BEGIN Data to process
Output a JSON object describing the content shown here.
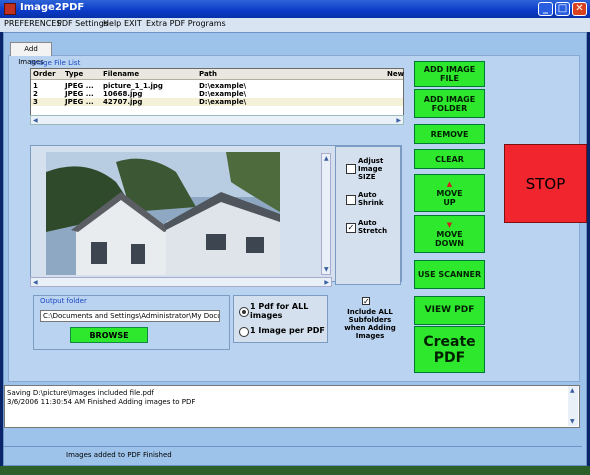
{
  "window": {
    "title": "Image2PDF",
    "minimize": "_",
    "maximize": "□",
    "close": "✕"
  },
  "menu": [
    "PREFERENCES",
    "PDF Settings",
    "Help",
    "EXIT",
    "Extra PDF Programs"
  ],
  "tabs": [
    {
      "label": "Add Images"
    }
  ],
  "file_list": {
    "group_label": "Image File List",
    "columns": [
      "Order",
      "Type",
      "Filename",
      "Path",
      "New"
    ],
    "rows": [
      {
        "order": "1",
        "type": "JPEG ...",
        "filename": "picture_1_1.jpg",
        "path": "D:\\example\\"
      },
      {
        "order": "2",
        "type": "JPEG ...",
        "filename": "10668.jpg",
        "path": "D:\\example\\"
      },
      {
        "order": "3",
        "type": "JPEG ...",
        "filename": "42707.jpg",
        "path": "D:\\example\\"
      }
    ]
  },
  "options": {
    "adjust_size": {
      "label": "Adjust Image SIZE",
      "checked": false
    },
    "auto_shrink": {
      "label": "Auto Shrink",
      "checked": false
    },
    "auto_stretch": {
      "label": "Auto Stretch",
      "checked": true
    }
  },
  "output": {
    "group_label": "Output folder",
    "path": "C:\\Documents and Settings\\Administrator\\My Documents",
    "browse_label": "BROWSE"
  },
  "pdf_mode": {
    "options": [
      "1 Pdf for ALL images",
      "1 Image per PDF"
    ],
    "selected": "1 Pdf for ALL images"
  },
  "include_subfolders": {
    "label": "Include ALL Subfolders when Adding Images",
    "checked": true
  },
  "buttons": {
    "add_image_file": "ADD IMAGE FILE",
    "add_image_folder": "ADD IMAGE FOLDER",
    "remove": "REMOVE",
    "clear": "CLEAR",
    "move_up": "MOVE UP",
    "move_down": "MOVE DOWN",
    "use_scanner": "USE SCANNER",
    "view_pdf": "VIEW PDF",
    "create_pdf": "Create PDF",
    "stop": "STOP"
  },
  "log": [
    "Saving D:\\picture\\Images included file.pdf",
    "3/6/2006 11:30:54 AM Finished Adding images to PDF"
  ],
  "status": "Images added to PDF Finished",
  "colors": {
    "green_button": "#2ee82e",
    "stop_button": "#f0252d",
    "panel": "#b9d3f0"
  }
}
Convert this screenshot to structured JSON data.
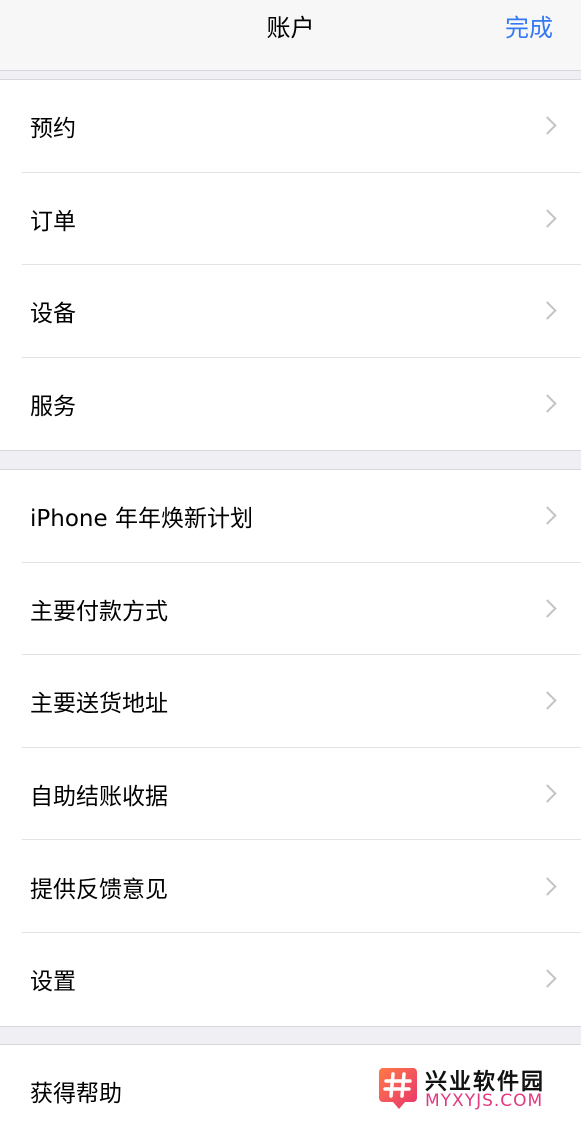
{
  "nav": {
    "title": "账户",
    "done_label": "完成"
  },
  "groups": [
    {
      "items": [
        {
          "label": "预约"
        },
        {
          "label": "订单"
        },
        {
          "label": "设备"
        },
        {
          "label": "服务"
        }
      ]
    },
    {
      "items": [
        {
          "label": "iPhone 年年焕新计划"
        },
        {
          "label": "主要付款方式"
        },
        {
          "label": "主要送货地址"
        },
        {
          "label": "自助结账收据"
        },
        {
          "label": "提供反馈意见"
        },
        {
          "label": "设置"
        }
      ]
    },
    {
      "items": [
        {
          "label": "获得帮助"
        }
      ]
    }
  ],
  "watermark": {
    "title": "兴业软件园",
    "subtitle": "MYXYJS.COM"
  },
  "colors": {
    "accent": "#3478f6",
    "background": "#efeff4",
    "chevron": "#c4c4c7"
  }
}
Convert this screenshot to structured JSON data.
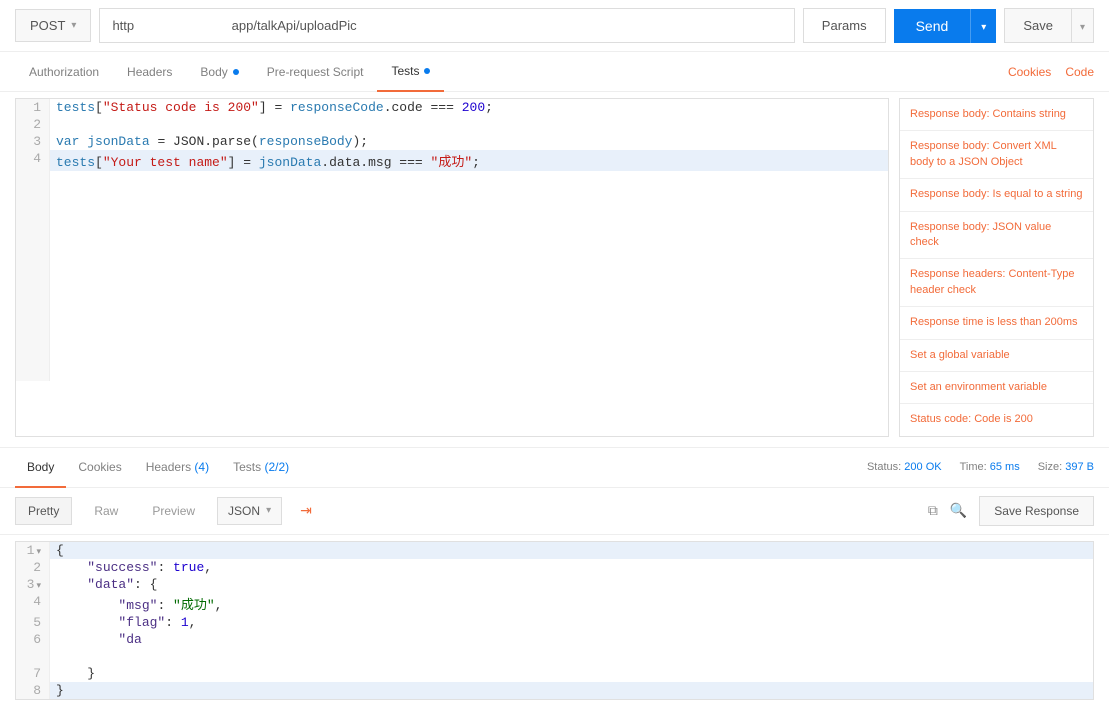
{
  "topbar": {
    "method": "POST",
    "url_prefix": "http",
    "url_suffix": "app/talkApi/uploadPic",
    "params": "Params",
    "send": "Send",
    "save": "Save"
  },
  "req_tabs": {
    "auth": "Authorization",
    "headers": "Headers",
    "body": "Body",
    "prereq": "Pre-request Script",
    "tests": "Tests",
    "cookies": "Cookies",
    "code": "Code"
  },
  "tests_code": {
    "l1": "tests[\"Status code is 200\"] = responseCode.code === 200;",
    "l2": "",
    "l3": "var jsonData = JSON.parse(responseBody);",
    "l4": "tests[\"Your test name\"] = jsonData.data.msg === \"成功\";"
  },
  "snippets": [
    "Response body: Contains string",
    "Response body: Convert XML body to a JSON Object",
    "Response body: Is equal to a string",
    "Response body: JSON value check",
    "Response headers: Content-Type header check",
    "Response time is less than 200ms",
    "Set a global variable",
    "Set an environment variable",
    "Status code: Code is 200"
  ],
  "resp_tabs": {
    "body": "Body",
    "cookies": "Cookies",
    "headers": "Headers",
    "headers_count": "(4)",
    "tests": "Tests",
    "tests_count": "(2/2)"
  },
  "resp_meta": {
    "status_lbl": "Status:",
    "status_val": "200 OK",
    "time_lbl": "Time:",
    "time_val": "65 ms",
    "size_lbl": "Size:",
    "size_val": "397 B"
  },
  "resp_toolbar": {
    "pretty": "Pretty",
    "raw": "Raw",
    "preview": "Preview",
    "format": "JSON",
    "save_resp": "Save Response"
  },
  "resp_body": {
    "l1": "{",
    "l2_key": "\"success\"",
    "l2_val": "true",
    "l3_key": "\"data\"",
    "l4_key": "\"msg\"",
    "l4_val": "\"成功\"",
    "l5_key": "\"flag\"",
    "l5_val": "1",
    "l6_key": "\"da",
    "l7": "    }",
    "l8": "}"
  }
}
END Data to process
• [Exercise description] All the material shown above is to be copied exactly, with no pictures carried over.

• [Task output]
Output a JSON object describing the content shown here.
{
  "window": {
    "title": "Image2PDF",
    "minimize": "_",
    "maximize": "□",
    "close": "✕"
  },
  "menu": [
    "PREFERENCES",
    "PDF Settings",
    "Help",
    "EXIT",
    "Extra PDF Programs"
  ],
  "tabs": [
    {
      "label": "Add Images"
    }
  ],
  "file_list": {
    "group_label": "Image File List",
    "columns": [
      "Order",
      "Type",
      "Filename",
      "Path",
      "New"
    ],
    "rows": [
      {
        "order": "1",
        "type": "JPEG ...",
        "filename": "picture_1_1.jpg",
        "path": "D:\\example\\"
      },
      {
        "order": "2",
        "type": "JPEG ...",
        "filename": "10668.jpg",
        "path": "D:\\example\\"
      },
      {
        "order": "3",
        "type": "JPEG ...",
        "filename": "42707.jpg",
        "path": "D:\\example\\"
      }
    ]
  },
  "options": {
    "adjust_size": {
      "label": "Adjust Image SIZE",
      "checked": false
    },
    "auto_shrink": {
      "label": "Auto Shrink",
      "checked": false
    },
    "auto_stretch": {
      "label": "Auto Stretch",
      "checked": true
    }
  },
  "output": {
    "group_label": "Output folder",
    "path": "C:\\Documents and Settings\\Administrator\\My Documents",
    "browse_label": "BROWSE"
  },
  "pdf_mode": {
    "options": [
      "1 Pdf for ALL images",
      "1 Image per PDF"
    ],
    "selected": "1 Pdf for ALL images"
  },
  "include_subfolders": {
    "label": "Include ALL Subfolders when Adding Images",
    "checked": true
  },
  "buttons": {
    "add_image_file": "ADD IMAGE FILE",
    "add_image_folder": "ADD IMAGE FOLDER",
    "remove": "REMOVE",
    "clear": "CLEAR",
    "move_up": "MOVE UP",
    "move_down": "MOVE DOWN",
    "use_scanner": "USE SCANNER",
    "view_pdf": "VIEW PDF",
    "create_pdf": "Create PDF",
    "stop": "STOP"
  },
  "log": [
    "Saving D:\\picture\\Images included file.pdf",
    "3/6/2006 11:30:54 AM Finished Adding images to PDF"
  ],
  "status": "Images added to PDF Finished",
  "colors": {
    "green_button": "#2ee82e",
    "stop_button": "#f0252d",
    "panel": "#b9d3f0"
  }
}
Convert this screenshot to structured JSON data.
{
  "nav": {
    "title": "账户",
    "done_label": "完成"
  },
  "groups": [
    {
      "items": [
        {
          "label": "预约"
        },
        {
          "label": "订单"
        },
        {
          "label": "设备"
        },
        {
          "label": "服务"
        }
      ]
    },
    {
      "items": [
        {
          "label": "iPhone 年年焕新计划"
        },
        {
          "label": "主要付款方式"
        },
        {
          "label": "主要送货地址"
        },
        {
          "label": "自助结账收据"
        },
        {
          "label": "提供反馈意见"
        },
        {
          "label": "设置"
        }
      ]
    },
    {
      "items": [
        {
          "label": "获得帮助"
        }
      ]
    }
  ],
  "watermark": {
    "title": "兴业软件园",
    "subtitle": "MYXYJS.COM"
  },
  "colors": {
    "accent": "#3478f6",
    "background": "#efeff4",
    "chevron": "#c4c4c7"
  }
}
Convert this screenshot to structured JSON data.
{
  "topbar": {
    "method": "POST",
    "url_prefix": "http",
    "url_suffix": "app/talkApi/uploadPic",
    "params": "Params",
    "send": "Send",
    "save": "Save"
  },
  "req_tabs": {
    "auth": "Authorization",
    "headers": "Headers",
    "body": "Body",
    "prereq": "Pre-request Script",
    "tests": "Tests",
    "cookies": "Cookies",
    "code": "Code"
  },
  "tests_code": {
    "l1": "tests[\"Status code is 200\"] = responseCode.code === 200;",
    "l2": "",
    "l3": "var jsonData = JSON.parse(responseBody);",
    "l4": "tests[\"Your test name\"] = jsonData.data.msg === \"成功\";"
  },
  "snippets": [
    "Response body: Contains string",
    "Response body: Convert XML body to a JSON Object",
    "Response body: Is equal to a string",
    "Response body: JSON value check",
    "Response headers: Content-Type header check",
    "Response time is less than 200ms",
    "Set a global variable",
    "Set an environment variable",
    "Status code: Code is 200"
  ],
  "resp_tabs": {
    "body": "Body",
    "cookies": "Cookies",
    "headers": "Headers",
    "headers_count": "(4)",
    "tests": "Tests",
    "tests_count": "(2/2)"
  },
  "resp_meta": {
    "status_lbl": "Status:",
    "status_val": "200 OK",
    "time_lbl": "Time:",
    "time_val": "65 ms",
    "size_lbl": "Size:",
    "size_val": "397 B"
  },
  "resp_toolbar": {
    "pretty": "Pretty",
    "raw": "Raw",
    "preview": "Preview",
    "format": "JSON",
    "save_resp": "Save Response"
  },
  "resp_body": {
    "l1": "{",
    "l2_key": "\"success\"",
    "l2_val": "true",
    "l3_key": "\"data\"",
    "l4_key": "\"msg\"",
    "l4_val": "\"成功\"",
    "l5_key": "\"flag\"",
    "l5_val": "1",
    "l6_key": "\"da",
    "l7": "    }",
    "l8": "}"
  }
}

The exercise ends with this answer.